## EXERCISE PROMPT
Wherever the string "card" appears in the listing, copy that line.

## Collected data
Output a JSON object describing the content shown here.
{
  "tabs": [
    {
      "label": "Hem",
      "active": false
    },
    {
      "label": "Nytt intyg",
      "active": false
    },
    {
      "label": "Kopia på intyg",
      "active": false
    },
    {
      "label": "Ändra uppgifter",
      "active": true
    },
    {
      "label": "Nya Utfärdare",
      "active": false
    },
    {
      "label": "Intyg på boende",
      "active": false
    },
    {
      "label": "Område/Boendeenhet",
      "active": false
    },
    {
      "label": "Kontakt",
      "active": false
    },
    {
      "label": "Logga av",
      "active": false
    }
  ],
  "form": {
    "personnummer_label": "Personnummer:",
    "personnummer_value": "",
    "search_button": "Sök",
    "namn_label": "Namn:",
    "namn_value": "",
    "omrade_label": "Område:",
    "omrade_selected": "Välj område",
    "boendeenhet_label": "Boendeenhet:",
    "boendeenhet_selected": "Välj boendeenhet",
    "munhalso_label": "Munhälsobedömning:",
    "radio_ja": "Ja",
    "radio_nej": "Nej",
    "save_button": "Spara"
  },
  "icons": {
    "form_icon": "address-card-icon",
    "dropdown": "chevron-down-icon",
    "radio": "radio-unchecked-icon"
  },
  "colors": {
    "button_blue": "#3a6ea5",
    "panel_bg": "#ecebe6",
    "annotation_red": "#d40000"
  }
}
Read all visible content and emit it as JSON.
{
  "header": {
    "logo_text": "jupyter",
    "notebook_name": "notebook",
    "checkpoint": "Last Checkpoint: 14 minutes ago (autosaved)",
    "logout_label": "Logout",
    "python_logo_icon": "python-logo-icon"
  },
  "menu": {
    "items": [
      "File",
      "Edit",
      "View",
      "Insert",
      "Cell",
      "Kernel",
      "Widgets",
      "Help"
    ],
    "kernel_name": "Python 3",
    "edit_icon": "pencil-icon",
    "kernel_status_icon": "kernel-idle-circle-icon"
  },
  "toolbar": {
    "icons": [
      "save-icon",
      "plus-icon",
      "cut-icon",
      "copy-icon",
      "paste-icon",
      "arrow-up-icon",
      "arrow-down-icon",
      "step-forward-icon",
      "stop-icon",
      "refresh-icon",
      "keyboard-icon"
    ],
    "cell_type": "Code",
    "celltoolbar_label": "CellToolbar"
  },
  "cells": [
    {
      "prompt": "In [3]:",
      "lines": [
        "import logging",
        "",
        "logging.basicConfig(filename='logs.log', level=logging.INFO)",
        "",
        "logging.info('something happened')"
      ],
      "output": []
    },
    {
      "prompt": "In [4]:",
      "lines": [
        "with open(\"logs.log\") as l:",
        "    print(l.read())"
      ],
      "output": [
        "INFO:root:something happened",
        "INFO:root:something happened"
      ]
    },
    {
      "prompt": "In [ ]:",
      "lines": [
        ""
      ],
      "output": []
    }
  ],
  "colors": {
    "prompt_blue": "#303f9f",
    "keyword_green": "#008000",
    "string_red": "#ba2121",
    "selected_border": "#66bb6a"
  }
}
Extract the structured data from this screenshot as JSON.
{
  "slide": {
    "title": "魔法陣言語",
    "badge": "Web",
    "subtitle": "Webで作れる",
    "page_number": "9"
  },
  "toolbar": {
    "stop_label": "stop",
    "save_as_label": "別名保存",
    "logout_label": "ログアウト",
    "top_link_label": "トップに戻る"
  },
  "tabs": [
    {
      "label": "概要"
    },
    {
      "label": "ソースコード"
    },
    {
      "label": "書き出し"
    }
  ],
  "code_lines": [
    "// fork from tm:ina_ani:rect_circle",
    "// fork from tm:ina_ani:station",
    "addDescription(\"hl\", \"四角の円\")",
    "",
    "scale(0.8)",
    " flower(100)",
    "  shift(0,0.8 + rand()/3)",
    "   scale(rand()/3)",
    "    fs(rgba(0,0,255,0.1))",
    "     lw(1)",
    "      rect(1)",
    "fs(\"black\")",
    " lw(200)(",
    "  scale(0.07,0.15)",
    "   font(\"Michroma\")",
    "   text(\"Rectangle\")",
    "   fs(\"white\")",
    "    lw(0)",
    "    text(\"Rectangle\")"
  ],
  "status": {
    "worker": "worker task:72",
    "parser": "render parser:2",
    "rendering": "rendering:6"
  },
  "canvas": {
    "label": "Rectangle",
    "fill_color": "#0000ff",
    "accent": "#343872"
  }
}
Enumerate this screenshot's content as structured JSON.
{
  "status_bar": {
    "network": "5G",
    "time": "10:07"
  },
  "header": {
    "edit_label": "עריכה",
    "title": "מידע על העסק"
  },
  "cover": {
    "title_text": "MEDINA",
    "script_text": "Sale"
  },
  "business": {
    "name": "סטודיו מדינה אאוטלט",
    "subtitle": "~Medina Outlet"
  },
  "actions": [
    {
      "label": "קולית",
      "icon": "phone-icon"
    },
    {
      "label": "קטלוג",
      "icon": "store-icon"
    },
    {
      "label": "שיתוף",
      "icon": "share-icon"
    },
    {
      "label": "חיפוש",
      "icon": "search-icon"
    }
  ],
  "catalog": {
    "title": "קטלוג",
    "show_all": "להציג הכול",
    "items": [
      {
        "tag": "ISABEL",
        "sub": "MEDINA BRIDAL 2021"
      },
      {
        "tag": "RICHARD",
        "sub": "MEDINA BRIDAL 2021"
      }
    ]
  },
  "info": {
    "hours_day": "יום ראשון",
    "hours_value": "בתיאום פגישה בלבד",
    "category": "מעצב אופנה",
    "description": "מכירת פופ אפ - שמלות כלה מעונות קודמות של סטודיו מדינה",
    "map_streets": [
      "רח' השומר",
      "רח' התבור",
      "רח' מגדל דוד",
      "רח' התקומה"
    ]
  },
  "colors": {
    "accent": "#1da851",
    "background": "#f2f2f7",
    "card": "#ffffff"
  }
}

## TASK ANSWER
    "form_icon": "address-card-icon",
    "card": "#ffffff"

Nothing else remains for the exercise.